### [Requirement]
Filter this material down to the lines that hold "SRMTID", copying each one.

### [Data section]
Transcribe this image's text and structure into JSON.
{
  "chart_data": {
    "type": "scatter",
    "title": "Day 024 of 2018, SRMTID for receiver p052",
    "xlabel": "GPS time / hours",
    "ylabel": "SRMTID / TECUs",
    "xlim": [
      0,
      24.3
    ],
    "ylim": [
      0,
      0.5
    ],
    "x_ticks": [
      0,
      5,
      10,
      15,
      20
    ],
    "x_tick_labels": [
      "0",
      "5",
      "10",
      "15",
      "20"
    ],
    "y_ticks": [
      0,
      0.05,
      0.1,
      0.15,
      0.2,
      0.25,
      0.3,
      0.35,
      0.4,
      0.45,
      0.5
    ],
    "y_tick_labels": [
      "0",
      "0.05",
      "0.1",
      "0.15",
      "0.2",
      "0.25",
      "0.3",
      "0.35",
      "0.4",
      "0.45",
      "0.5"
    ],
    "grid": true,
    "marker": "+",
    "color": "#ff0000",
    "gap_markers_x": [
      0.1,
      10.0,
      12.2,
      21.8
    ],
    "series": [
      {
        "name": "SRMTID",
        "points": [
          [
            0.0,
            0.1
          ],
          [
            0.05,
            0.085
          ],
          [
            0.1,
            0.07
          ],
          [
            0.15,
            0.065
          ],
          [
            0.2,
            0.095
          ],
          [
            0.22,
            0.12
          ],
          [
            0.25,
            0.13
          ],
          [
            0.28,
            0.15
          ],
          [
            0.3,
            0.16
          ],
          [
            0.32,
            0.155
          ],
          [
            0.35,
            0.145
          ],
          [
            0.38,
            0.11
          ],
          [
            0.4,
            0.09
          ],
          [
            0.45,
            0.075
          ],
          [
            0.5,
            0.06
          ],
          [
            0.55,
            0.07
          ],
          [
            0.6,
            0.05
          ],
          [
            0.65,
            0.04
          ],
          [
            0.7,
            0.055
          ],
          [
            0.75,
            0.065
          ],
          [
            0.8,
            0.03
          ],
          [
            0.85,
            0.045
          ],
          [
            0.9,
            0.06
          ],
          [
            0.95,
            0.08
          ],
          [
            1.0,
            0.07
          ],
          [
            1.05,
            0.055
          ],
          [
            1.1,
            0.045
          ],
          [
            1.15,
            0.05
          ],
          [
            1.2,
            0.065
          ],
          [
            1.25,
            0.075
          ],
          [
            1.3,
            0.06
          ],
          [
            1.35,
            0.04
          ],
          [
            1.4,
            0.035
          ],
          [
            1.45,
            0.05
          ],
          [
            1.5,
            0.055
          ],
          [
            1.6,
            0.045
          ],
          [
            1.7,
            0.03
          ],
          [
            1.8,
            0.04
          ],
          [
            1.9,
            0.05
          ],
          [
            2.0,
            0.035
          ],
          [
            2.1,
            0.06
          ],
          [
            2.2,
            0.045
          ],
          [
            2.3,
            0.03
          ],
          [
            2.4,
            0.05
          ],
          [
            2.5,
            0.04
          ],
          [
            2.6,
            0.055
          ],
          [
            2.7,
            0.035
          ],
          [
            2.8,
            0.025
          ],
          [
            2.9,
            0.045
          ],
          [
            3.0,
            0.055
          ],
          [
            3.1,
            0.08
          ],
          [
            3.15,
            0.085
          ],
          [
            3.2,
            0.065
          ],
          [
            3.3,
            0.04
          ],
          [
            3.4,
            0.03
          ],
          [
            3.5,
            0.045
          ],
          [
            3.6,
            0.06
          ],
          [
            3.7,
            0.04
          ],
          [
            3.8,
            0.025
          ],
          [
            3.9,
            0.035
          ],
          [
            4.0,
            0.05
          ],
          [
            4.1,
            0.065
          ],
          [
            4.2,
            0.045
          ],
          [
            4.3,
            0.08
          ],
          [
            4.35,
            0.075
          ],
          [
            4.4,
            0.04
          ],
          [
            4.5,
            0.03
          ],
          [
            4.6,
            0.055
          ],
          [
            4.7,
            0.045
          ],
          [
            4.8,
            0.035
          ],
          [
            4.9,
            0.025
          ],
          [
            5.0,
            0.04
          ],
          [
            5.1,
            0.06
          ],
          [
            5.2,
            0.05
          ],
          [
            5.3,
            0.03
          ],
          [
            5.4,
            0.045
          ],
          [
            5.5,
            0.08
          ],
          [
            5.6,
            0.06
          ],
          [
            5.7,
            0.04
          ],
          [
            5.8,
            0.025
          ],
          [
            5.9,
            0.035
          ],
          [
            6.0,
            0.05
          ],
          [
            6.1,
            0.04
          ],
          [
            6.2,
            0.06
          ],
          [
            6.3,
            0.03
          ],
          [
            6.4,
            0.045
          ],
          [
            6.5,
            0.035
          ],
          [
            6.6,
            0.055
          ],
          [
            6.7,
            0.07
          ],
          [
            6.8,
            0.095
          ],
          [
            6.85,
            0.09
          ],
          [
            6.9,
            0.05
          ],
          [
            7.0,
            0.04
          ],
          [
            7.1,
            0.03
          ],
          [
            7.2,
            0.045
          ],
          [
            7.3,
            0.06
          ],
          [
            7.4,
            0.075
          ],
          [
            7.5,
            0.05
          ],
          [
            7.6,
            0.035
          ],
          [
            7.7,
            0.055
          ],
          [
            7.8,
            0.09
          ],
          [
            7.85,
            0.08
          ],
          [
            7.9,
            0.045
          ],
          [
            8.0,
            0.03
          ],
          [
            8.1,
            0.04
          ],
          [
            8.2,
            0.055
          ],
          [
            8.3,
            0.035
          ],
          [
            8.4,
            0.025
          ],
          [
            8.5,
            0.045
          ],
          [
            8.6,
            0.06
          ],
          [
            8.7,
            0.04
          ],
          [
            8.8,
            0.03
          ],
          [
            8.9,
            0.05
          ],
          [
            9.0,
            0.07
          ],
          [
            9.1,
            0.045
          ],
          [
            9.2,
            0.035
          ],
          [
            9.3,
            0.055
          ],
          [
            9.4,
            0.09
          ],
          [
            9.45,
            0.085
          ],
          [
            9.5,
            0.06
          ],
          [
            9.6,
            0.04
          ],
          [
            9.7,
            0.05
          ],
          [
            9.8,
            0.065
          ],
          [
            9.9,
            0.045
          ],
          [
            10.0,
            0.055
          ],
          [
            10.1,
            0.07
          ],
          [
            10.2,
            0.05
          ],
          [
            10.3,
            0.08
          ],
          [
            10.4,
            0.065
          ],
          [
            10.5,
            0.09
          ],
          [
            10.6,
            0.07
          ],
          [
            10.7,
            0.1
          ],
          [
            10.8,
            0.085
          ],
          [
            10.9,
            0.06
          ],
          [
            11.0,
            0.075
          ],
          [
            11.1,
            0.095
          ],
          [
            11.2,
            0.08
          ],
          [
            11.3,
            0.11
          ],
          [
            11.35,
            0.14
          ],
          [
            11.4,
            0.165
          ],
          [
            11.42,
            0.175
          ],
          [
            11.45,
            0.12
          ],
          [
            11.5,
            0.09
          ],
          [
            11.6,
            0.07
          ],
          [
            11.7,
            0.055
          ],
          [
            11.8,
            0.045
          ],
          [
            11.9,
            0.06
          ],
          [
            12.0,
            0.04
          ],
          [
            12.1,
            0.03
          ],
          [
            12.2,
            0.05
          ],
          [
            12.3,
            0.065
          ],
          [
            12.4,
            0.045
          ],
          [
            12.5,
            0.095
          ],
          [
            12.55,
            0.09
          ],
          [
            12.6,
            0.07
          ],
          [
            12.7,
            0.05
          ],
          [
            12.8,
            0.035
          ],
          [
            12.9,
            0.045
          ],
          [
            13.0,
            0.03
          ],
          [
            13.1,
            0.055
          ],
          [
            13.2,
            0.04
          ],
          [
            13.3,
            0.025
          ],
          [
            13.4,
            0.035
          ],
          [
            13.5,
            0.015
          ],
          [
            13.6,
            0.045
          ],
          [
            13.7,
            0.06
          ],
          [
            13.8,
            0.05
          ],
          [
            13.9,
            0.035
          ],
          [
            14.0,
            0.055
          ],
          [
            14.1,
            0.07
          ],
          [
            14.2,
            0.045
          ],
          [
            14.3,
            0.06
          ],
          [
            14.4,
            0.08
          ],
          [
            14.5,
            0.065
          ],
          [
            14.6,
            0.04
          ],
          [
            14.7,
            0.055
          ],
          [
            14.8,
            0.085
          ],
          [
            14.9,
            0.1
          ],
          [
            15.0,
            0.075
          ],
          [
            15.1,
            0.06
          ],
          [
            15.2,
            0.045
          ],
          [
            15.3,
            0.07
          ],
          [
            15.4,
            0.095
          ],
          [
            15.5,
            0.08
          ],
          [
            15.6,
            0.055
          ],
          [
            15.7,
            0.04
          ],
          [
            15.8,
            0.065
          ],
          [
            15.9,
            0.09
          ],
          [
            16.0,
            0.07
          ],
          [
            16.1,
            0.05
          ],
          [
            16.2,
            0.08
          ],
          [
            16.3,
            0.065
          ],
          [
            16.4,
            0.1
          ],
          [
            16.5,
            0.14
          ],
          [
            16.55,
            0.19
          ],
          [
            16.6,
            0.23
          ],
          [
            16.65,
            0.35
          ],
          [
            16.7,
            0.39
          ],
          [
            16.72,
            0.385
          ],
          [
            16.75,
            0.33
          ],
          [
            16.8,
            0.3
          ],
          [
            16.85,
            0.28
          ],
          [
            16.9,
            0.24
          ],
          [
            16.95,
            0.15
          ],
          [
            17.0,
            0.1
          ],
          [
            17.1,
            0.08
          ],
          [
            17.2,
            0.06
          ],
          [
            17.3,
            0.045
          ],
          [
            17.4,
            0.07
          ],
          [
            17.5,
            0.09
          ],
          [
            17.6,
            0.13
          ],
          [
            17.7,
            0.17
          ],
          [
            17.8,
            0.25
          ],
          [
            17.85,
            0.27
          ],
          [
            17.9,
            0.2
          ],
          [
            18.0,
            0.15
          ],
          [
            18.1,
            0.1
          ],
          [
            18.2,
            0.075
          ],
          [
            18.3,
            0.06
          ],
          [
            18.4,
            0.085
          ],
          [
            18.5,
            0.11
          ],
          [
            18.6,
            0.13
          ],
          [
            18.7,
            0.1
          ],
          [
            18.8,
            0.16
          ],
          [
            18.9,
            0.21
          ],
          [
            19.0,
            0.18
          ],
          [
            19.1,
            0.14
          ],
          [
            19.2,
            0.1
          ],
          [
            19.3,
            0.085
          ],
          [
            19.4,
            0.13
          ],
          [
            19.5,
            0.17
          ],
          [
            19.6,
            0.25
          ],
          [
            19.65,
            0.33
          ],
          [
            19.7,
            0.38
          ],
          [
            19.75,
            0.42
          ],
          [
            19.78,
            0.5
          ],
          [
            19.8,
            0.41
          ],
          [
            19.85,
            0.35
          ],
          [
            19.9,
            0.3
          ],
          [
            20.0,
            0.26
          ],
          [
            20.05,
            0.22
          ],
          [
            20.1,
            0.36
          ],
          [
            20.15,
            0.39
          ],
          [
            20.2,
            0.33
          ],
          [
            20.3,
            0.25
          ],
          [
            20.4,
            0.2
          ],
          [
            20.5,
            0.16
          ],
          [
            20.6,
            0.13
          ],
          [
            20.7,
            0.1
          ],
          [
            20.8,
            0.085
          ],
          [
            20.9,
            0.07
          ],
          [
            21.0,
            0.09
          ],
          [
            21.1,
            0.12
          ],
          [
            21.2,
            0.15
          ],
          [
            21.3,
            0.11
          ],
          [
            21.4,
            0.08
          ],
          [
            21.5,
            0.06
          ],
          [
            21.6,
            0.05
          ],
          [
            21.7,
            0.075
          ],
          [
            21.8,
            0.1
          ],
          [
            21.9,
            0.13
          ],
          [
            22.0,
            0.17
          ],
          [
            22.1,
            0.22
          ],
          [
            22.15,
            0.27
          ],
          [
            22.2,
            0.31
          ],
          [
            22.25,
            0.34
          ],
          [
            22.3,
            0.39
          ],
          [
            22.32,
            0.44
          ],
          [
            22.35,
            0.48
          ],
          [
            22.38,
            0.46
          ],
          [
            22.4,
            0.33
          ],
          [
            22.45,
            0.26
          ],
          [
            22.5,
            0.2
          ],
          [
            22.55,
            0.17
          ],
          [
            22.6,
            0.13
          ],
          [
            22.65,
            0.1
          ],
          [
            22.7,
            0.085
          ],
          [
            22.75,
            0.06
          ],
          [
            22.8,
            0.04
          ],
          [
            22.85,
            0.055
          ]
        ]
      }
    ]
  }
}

### [Result]
    "title": "Day 024 of 2018, SRMTID for receiver p052",
    "ylabel": "SRMTID / TECUs",
        "name": "SRMTID",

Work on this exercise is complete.